**What to produce**
Please determine how many lines of the material include the word "caption", and respond with nothing but that number.

**Task data**

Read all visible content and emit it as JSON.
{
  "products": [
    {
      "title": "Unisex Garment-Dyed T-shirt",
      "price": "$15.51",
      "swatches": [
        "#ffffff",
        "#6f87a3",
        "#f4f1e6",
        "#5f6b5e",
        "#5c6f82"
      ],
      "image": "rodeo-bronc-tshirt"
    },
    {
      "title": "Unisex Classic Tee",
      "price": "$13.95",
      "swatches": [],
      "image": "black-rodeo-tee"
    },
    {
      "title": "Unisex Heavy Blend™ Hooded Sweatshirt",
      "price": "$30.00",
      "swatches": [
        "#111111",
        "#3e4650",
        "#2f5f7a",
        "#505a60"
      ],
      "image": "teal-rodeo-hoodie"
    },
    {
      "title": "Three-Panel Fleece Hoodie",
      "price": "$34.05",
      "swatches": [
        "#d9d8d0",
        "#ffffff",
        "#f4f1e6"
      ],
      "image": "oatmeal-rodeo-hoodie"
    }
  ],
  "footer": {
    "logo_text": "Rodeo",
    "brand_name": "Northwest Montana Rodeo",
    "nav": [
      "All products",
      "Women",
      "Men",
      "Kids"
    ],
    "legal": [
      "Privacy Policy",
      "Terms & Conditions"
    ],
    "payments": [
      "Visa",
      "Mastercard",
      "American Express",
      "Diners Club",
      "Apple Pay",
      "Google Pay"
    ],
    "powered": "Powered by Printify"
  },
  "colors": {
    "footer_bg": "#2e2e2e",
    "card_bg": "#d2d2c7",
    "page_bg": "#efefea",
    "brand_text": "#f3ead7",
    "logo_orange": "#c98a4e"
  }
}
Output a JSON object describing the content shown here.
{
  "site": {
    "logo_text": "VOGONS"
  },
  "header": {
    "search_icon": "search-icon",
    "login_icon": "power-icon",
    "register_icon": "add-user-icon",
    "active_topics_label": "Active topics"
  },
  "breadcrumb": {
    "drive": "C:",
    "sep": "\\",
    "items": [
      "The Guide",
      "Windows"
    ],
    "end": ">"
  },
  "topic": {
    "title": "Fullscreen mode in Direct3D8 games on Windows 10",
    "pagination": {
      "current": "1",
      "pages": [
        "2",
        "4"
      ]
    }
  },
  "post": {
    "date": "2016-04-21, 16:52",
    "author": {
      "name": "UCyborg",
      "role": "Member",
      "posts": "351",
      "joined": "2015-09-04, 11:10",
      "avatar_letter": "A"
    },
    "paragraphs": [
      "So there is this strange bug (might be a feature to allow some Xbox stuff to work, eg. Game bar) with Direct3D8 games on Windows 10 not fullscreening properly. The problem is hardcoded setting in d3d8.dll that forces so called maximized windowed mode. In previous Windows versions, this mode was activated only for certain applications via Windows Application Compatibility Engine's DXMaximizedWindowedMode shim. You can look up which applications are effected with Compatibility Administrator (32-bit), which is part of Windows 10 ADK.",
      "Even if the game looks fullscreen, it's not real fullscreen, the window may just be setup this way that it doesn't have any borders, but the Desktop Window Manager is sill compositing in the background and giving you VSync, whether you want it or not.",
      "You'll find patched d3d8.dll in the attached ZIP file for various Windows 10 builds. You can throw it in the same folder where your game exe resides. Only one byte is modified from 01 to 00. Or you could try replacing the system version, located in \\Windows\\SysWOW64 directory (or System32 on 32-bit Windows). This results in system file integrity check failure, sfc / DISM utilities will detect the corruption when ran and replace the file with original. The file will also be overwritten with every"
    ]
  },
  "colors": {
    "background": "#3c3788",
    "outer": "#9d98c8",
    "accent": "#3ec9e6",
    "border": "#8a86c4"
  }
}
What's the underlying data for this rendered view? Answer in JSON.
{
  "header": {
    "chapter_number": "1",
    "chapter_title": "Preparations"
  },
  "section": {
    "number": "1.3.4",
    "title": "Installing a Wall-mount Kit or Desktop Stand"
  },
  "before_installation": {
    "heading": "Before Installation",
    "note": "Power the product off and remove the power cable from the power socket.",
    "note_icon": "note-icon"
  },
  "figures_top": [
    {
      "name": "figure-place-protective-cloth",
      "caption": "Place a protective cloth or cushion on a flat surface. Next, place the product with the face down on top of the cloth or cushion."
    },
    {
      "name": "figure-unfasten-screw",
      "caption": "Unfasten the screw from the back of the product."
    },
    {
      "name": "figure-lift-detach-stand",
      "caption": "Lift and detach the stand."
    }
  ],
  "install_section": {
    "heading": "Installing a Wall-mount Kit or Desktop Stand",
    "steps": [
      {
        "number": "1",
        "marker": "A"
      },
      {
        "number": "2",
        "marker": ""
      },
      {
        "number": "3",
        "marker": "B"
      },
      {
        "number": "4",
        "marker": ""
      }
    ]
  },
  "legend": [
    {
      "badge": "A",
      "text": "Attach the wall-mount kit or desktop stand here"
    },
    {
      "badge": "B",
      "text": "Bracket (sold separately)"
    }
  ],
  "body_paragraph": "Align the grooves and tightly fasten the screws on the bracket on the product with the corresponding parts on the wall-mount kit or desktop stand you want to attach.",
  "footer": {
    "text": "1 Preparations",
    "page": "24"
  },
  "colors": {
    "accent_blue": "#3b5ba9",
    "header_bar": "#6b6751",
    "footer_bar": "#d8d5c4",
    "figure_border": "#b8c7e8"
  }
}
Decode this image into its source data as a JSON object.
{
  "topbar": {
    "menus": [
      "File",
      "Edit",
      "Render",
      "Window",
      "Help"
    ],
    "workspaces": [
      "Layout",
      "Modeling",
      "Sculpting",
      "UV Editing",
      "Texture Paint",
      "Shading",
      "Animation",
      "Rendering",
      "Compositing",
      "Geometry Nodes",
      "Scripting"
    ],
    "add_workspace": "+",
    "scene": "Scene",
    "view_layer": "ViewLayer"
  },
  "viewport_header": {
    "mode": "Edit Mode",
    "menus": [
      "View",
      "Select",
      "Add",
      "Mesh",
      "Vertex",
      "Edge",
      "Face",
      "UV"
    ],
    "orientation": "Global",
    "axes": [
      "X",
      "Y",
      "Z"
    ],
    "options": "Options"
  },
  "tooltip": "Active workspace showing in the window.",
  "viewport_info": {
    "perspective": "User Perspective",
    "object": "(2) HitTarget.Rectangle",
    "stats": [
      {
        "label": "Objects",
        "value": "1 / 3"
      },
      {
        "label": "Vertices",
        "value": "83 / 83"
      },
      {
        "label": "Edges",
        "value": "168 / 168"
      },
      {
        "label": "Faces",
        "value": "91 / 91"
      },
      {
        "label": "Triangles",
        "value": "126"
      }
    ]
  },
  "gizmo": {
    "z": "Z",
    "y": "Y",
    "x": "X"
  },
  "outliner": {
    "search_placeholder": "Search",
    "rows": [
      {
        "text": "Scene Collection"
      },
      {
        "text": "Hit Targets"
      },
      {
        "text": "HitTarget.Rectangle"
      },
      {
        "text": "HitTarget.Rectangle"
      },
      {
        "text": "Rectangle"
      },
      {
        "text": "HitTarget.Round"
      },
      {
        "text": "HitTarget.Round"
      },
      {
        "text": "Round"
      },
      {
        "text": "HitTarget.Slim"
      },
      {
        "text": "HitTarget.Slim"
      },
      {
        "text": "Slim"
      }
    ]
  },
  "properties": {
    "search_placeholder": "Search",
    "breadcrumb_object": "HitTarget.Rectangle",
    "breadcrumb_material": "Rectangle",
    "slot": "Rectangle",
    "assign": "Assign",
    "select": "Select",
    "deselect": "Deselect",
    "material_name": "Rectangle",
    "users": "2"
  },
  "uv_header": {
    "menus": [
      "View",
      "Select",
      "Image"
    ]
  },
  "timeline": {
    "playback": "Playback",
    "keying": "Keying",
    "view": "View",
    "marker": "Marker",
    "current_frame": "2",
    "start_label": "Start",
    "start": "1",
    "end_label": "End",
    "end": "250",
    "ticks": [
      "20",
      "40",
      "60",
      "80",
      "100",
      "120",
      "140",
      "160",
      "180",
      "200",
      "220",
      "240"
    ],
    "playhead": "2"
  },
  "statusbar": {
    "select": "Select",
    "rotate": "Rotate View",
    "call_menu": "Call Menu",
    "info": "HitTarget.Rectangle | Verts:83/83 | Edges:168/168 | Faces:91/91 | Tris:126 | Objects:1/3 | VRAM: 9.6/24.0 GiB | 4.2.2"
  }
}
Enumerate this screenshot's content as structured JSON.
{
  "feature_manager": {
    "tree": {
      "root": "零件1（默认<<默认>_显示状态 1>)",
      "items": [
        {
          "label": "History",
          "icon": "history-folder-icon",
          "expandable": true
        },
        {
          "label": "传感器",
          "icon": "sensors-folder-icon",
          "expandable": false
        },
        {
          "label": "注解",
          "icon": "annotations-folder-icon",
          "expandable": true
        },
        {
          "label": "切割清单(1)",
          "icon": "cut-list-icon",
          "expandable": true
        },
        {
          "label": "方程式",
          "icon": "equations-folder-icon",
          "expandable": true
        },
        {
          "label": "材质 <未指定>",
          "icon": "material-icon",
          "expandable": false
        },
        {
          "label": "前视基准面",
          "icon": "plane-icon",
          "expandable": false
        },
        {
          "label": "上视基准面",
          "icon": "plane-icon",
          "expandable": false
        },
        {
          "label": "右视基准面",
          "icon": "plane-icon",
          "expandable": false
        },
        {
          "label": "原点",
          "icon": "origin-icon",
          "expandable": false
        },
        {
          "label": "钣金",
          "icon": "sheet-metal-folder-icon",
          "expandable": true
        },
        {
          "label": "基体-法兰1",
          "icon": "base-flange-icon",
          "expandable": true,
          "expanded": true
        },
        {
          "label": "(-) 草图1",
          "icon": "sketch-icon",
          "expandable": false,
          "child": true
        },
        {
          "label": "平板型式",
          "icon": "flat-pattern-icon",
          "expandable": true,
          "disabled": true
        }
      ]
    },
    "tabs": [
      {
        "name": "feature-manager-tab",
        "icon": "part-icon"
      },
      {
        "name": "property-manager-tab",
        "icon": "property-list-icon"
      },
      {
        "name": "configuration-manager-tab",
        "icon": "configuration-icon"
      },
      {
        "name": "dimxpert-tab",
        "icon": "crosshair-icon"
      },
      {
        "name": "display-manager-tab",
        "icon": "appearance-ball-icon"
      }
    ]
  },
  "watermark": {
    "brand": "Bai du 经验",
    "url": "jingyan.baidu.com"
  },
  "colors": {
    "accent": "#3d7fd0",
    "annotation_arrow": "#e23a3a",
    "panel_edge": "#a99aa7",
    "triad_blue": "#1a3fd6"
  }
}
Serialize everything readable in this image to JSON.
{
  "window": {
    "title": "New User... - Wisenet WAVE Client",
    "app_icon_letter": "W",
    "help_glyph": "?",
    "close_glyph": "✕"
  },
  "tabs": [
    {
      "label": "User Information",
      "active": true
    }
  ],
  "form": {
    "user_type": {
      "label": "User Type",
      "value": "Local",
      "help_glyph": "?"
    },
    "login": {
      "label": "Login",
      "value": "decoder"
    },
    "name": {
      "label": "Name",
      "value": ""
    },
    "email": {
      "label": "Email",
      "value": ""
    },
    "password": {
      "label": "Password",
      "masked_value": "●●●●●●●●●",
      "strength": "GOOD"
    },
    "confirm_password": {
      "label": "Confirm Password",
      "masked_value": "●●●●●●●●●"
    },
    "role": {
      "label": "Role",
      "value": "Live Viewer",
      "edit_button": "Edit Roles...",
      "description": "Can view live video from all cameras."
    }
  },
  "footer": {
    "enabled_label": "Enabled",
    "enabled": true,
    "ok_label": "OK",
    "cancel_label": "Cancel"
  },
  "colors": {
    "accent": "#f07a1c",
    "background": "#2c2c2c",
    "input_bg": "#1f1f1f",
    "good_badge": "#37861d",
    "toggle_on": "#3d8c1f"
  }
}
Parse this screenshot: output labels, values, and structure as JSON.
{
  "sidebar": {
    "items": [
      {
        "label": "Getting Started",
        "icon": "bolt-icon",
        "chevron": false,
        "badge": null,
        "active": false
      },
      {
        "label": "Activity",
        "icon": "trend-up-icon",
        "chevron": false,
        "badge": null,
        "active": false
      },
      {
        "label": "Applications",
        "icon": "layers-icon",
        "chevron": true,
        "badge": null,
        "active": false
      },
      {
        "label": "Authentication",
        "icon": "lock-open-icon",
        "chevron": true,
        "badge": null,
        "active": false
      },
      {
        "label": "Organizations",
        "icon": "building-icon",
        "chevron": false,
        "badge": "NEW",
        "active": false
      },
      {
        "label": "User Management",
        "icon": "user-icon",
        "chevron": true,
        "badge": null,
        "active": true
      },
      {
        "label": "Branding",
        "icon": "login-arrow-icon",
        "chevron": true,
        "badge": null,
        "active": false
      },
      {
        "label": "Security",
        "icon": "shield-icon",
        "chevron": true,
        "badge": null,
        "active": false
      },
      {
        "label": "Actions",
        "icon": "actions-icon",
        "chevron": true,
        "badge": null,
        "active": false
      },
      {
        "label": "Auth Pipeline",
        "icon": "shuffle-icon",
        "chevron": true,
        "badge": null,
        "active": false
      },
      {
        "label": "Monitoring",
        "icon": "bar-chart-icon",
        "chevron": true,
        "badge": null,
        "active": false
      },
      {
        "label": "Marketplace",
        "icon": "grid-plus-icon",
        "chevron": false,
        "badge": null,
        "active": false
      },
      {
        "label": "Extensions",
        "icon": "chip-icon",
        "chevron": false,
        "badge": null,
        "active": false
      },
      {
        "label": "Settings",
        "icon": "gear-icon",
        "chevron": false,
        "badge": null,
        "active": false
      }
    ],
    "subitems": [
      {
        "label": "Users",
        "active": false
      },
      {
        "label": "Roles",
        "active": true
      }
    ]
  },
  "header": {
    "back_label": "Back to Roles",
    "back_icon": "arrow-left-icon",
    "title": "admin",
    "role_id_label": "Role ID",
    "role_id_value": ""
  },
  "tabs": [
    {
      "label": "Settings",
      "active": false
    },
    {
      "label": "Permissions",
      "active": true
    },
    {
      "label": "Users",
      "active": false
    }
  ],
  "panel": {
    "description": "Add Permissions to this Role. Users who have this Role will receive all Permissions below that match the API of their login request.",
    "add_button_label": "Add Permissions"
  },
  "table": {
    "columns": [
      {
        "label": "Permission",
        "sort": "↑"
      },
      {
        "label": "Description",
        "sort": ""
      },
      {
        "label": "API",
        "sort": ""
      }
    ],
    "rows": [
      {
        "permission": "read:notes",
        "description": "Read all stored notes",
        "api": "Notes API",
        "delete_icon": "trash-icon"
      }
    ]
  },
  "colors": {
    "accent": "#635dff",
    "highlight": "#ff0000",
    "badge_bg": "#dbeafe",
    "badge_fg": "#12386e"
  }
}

**Final result**
3